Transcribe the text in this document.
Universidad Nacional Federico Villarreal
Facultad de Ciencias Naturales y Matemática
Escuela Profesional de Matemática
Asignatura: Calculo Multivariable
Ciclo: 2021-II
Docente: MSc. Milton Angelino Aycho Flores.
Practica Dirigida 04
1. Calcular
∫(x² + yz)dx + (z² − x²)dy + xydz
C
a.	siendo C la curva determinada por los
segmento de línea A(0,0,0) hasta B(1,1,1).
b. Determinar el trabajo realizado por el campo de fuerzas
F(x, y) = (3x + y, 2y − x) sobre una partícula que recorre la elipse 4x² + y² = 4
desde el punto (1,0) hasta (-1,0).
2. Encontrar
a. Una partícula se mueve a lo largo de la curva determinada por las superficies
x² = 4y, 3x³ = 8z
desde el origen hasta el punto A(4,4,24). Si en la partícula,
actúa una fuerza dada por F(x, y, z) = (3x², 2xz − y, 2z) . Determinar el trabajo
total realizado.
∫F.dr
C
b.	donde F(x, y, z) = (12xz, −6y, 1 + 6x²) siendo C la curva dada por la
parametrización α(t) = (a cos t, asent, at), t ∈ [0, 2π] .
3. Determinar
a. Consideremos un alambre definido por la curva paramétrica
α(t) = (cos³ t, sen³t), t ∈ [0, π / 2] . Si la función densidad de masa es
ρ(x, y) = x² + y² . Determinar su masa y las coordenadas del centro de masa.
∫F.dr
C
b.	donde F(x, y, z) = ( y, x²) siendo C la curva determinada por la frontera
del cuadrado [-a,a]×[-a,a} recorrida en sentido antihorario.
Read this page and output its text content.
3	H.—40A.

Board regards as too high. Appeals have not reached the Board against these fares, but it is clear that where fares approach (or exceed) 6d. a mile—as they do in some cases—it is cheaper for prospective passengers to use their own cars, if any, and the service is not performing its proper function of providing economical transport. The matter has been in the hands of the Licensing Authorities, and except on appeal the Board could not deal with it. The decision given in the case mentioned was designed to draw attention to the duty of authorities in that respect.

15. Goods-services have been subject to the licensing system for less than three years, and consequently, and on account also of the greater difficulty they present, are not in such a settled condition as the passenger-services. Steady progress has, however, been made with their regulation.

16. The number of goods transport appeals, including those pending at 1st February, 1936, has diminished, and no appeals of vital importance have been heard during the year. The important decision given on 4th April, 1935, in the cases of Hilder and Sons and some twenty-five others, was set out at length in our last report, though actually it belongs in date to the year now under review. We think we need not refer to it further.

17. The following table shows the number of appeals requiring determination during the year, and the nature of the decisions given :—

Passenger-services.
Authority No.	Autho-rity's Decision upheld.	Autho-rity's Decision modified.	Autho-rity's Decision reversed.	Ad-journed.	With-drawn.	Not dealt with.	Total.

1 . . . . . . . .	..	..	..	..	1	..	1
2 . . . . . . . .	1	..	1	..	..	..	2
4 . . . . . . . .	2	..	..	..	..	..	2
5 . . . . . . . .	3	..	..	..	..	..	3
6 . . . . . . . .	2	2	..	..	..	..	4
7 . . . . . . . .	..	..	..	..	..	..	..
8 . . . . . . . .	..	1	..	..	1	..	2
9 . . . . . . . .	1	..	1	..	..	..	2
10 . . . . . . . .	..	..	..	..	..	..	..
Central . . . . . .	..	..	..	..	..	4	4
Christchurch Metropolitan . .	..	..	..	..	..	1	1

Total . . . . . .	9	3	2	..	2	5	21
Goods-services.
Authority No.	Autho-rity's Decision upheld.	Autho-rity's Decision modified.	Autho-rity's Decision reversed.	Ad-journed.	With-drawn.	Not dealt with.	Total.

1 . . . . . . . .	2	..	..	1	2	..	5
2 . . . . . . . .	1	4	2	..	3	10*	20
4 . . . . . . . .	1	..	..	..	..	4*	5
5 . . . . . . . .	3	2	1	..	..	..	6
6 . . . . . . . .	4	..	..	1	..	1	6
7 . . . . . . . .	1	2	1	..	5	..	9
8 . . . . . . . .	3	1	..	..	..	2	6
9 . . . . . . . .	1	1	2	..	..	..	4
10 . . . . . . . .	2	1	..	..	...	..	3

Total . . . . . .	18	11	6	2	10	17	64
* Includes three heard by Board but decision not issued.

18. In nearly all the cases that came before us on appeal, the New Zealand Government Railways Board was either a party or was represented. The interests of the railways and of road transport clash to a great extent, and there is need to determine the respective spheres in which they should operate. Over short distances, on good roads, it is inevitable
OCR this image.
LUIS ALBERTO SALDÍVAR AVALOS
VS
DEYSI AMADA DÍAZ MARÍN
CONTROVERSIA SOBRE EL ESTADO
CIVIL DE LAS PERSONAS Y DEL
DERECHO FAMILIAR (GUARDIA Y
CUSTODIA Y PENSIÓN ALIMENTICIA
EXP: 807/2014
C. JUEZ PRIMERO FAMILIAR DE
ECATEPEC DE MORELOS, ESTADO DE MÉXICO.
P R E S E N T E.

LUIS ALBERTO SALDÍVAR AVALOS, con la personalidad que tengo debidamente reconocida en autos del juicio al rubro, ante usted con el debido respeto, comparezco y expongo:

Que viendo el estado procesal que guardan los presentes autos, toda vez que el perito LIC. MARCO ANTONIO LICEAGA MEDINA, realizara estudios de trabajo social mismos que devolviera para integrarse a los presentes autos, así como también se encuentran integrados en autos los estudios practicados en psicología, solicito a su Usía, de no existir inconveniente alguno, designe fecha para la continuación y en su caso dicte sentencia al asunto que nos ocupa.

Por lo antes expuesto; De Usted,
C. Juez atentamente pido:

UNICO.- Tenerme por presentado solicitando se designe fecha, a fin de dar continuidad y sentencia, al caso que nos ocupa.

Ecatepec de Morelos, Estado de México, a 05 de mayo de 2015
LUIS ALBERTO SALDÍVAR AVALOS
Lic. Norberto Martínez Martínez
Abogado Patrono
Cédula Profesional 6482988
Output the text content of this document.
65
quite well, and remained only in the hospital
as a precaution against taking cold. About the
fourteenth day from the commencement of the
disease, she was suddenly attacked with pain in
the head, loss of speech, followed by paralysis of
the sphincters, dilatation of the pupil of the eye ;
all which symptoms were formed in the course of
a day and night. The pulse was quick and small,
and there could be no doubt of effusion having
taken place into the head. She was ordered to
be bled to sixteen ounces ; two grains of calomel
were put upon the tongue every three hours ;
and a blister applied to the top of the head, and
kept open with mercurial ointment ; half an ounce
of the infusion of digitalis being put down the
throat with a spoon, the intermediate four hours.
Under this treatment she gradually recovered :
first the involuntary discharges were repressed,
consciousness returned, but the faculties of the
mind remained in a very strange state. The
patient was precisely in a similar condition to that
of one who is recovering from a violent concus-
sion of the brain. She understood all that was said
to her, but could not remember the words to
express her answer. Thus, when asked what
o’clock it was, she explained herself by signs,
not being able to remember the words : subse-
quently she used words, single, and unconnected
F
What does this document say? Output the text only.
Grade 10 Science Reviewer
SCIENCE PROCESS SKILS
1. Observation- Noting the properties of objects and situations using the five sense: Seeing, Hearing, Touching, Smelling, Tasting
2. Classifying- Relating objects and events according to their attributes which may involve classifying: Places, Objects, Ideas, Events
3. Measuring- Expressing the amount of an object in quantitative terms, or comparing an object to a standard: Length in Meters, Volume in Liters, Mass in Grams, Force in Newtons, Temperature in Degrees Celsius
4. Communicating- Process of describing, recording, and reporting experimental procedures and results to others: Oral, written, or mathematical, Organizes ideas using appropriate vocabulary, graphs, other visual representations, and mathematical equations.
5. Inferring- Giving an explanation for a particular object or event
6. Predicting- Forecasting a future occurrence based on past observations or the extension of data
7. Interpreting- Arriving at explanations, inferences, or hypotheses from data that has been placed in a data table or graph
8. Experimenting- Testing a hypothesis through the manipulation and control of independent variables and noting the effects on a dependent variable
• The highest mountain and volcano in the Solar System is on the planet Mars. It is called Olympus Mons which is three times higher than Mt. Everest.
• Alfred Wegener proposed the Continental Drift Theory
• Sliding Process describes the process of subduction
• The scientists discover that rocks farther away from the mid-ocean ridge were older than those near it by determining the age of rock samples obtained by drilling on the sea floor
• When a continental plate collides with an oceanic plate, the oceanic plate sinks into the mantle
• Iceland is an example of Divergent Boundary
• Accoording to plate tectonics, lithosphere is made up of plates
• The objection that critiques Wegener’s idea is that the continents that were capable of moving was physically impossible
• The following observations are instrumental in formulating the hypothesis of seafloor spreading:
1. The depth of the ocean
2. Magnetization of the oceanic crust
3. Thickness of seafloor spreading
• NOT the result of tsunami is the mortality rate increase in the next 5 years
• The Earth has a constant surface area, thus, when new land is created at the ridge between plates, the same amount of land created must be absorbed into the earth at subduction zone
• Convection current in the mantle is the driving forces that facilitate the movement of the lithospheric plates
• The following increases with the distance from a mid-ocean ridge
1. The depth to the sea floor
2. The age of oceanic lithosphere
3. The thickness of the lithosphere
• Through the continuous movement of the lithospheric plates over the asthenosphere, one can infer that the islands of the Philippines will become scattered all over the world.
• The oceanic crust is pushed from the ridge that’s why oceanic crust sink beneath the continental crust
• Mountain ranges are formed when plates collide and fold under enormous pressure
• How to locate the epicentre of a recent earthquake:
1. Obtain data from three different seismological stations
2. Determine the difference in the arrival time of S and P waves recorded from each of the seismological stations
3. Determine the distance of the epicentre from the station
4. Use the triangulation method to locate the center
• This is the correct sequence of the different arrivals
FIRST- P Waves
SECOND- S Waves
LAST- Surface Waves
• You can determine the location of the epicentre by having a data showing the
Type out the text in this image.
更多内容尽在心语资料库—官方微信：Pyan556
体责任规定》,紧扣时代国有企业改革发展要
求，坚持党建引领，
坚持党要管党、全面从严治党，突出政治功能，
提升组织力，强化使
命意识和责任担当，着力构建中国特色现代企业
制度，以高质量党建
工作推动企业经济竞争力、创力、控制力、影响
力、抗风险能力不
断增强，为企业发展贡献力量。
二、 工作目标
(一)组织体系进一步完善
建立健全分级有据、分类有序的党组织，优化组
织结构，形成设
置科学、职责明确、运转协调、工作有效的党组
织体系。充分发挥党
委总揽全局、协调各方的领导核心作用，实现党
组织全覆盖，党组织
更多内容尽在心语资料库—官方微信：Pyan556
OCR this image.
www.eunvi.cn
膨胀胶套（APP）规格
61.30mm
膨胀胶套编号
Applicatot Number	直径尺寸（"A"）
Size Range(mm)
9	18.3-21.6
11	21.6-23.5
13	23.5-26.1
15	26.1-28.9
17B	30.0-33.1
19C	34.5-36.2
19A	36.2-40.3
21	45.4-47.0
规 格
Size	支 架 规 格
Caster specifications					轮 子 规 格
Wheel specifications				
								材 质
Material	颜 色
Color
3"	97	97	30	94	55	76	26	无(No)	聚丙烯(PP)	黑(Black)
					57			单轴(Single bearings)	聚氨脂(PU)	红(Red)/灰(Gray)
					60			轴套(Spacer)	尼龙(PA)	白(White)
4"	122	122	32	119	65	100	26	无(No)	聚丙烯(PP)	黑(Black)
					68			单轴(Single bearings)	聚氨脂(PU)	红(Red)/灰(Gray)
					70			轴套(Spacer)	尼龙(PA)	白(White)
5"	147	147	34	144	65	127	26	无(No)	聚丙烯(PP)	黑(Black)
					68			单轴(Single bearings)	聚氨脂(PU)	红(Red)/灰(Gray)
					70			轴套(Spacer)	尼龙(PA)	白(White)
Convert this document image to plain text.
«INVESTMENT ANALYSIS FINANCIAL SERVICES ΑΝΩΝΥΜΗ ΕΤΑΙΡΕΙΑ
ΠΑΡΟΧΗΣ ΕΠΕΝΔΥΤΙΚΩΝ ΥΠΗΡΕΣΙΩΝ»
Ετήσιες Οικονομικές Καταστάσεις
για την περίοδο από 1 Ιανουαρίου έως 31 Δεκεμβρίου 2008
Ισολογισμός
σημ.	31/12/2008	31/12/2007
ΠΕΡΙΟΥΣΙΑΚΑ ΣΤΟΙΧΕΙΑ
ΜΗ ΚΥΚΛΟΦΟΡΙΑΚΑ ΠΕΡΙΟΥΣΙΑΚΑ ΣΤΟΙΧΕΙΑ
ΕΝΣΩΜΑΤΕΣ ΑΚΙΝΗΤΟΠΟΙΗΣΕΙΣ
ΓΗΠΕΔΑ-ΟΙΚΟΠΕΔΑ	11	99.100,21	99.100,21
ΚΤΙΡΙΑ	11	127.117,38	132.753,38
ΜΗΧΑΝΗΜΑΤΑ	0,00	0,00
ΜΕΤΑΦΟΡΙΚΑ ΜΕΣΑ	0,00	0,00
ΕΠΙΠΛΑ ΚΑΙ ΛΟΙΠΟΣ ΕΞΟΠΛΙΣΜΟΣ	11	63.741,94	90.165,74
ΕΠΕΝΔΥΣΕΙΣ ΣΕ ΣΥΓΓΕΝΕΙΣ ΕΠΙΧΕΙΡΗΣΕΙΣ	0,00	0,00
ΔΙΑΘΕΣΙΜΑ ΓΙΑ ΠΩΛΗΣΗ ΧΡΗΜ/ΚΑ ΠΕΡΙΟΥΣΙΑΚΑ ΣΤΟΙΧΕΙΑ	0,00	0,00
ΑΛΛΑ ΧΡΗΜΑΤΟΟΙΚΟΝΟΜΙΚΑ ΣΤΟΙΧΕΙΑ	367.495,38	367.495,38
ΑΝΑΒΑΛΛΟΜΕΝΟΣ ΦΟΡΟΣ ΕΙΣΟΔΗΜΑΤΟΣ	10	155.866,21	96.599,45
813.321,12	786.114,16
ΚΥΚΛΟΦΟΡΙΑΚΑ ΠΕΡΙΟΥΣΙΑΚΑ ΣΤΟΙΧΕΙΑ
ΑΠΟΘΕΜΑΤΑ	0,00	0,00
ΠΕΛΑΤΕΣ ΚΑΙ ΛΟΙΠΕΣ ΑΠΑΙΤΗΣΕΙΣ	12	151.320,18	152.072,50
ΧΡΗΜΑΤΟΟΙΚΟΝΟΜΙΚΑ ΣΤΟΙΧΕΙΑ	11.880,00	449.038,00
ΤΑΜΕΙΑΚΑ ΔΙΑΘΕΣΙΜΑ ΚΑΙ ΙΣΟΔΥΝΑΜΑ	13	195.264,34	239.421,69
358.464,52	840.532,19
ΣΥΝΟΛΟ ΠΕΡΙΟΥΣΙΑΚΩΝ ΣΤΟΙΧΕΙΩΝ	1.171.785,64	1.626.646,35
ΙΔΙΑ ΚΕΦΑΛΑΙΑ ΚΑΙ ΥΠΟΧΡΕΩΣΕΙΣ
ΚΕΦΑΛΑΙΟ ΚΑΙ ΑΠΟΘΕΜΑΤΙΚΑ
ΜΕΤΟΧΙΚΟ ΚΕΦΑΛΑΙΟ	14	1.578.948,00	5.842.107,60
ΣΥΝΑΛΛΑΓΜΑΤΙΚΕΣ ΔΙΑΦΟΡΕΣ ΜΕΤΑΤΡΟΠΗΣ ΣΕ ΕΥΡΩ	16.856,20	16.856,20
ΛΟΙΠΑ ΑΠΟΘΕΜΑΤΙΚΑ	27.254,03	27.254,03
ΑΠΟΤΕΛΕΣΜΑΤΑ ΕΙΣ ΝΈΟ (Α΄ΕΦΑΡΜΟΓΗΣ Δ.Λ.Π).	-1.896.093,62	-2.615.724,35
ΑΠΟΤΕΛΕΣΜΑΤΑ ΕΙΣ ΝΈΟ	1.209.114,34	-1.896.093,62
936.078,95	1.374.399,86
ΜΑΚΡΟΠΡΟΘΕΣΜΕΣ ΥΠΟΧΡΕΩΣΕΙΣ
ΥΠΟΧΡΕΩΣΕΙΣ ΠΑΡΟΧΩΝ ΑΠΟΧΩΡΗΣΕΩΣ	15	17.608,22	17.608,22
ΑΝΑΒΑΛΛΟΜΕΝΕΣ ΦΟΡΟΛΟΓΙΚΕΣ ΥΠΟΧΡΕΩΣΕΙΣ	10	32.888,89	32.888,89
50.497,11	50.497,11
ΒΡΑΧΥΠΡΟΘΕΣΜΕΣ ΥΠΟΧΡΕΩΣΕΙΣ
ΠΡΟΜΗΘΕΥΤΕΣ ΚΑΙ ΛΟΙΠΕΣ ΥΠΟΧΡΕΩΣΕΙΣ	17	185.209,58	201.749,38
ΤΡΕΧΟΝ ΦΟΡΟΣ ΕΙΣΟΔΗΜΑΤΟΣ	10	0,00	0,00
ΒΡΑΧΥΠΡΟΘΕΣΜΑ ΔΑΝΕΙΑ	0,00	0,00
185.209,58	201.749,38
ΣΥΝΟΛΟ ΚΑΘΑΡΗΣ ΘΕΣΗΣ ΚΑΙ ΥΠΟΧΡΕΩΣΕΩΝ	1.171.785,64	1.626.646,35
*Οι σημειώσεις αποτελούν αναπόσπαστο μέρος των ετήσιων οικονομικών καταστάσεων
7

TASK REQUIREMENTS
Quote only the lines from the line containing "Convert this document image to plain text." through the end of the entries, keeping the first and the last.

SOLVED PROBLEM
Convert this document image to plain text.
«INVESTMENT ANALYSIS FINANCIAL SERVICES ΑΝΩΝΥΜΗ ΕΤΑΙΡΕΙΑ
ΠΑΡΟΧΗΣ ΕΠΕΝΔΥΤΙΚΩΝ ΥΠΗΡΕΣΙΩΝ»
Ετήσιες Οικονομικές Καταστάσεις
για την περίοδο από 1 Ιανουαρίου έως 31 Δεκεμβρίου 2008
Ισολογισμός
σημ.	31/12/2008	31/12/2007
ΠΕΡΙΟΥΣΙΑΚΑ ΣΤΟΙΧΕΙΑ
ΜΗ ΚΥΚΛΟΦΟΡΙΑΚΑ ΠΕΡΙΟΥΣΙΑΚΑ ΣΤΟΙΧΕΙΑ
ΕΝΣΩΜΑΤΕΣ ΑΚΙΝΗΤΟΠΟΙΗΣΕΙΣ
ΓΗΠΕΔΑ-ΟΙΚΟΠΕΔΑ	11	99.100,21	99.100,21
ΚΤΙΡΙΑ	11	127.117,38	132.753,38
ΜΗΧΑΝΗΜΑΤΑ	0,00	0,00
ΜΕΤΑΦΟΡΙΚΑ ΜΕΣΑ	0,00	0,00
ΕΠΙΠΛΑ ΚΑΙ ΛΟΙΠΟΣ ΕΞΟΠΛΙΣΜΟΣ	11	63.741,94	90.165,74
ΕΠΕΝΔΥΣΕΙΣ ΣΕ ΣΥΓΓΕΝΕΙΣ ΕΠΙΧΕΙΡΗΣΕΙΣ	0,00	0,00
ΔΙΑΘΕΣΙΜΑ ΓΙΑ ΠΩΛΗΣΗ ΧΡΗΜ/ΚΑ ΠΕΡΙΟΥΣΙΑΚΑ ΣΤΟΙΧΕΙΑ	0,00	0,00
ΑΛΛΑ ΧΡΗΜΑΤΟΟΙΚΟΝΟΜΙΚΑ ΣΤΟΙΧΕΙΑ	367.495,38	367.495,38
ΑΝΑΒΑΛΛΟΜΕΝΟΣ ΦΟΡΟΣ ΕΙΣΟΔΗΜΑΤΟΣ	10	155.866,21	96.599,45
813.321,12	786.114,16
ΚΥΚΛΟΦΟΡΙΑΚΑ ΠΕΡΙΟΥΣΙΑΚΑ ΣΤΟΙΧΕΙΑ
ΑΠΟΘΕΜΑΤΑ	0,00	0,00
ΠΕΛΑΤΕΣ ΚΑΙ ΛΟΙΠΕΣ ΑΠΑΙΤΗΣΕΙΣ	12	151.320,18	152.072,50
ΧΡΗΜΑΤΟΟΙΚΟΝΟΜΙΚΑ ΣΤΟΙΧΕΙΑ	11.880,00	449.038,00
ΤΑΜΕΙΑΚΑ ΔΙΑΘΕΣΙΜΑ ΚΑΙ ΙΣΟΔΥΝΑΜΑ	13	195.264,34	239.421,69
358.464,52	840.532,19
ΣΥΝΟΛΟ ΠΕΡΙΟΥΣΙΑΚΩΝ ΣΤΟΙΧΕΙΩΝ	1.171.785,64	1.626.646,35
ΙΔΙΑ ΚΕΦΑΛΑΙΑ ΚΑΙ ΥΠΟΧΡΕΩΣΕΙΣ
ΚΕΦΑΛΑΙΟ ΚΑΙ ΑΠΟΘΕΜΑΤΙΚΑ
ΜΕΤΟΧΙΚΟ ΚΕΦΑΛΑΙΟ	14	1.578.948,00	5.842.107,60
ΣΥΝΑΛΛΑΓΜΑΤΙΚΕΣ ΔΙΑΦΟΡΕΣ ΜΕΤΑΤΡΟΠΗΣ ΣΕ ΕΥΡΩ	16.856,20	16.856,20
ΛΟΙΠΑ ΑΠΟΘΕΜΑΤΙΚΑ	27.254,03	27.254,03
ΑΠΟΤΕΛΕΣΜΑΤΑ ΕΙΣ ΝΈΟ (Α΄ΕΦΑΡΜΟΓΗΣ Δ.Λ.Π).	-1.896.093,62	-2.615.724,35
ΑΠΟΤΕΛΕΣΜΑΤΑ ΕΙΣ ΝΈΟ	1.209.114,34	-1.896.093,62
936.078,95	1.374.399,86
ΜΑΚΡΟΠΡΟΘΕΣΜΕΣ ΥΠΟΧΡΕΩΣΕΙΣ
ΥΠΟΧΡΕΩΣΕΙΣ ΠΑΡΟΧΩΝ ΑΠΟΧΩΡΗΣΕΩΣ	15	17.608,22	17.608,22
ΑΝΑΒΑΛΛΟΜΕΝΕΣ ΦΟΡΟΛΟΓΙΚΕΣ ΥΠΟΧΡΕΩΣΕΙΣ	10	32.888,89	32.888,89
50.497,11	50.497,11
ΒΡΑΧΥΠΡΟΘΕΣΜΕΣ ΥΠΟΧΡΕΩΣΕΙΣ
ΠΡΟΜΗΘΕΥΤΕΣ ΚΑΙ ΛΟΙΠΕΣ ΥΠΟΧΡΕΩΣΕΙΣ	17	185.209,58	201.749,38
ΤΡΕΧΟΝ ΦΟΡΟΣ ΕΙΣΟΔΗΜΑΤΟΣ	10	0,00	0,00
ΒΡΑΧΥΠΡΟΘΕΣΜΑ ΔΑΝΕΙΑ	0,00	0,00
185.209,58	201.749,38
ΣΥΝΟΛΟ ΚΑΘΑΡΗΣ ΘΕΣΗΣ ΚΑΙ ΥΠΟΧΡΕΩΣΕΩΝ	1.171.785,64	1.626.646,35
*Οι σημειώσεις αποτελούν αναπόσπαστο μέρος των ετήσιων οικονομικών καταστάσεων
7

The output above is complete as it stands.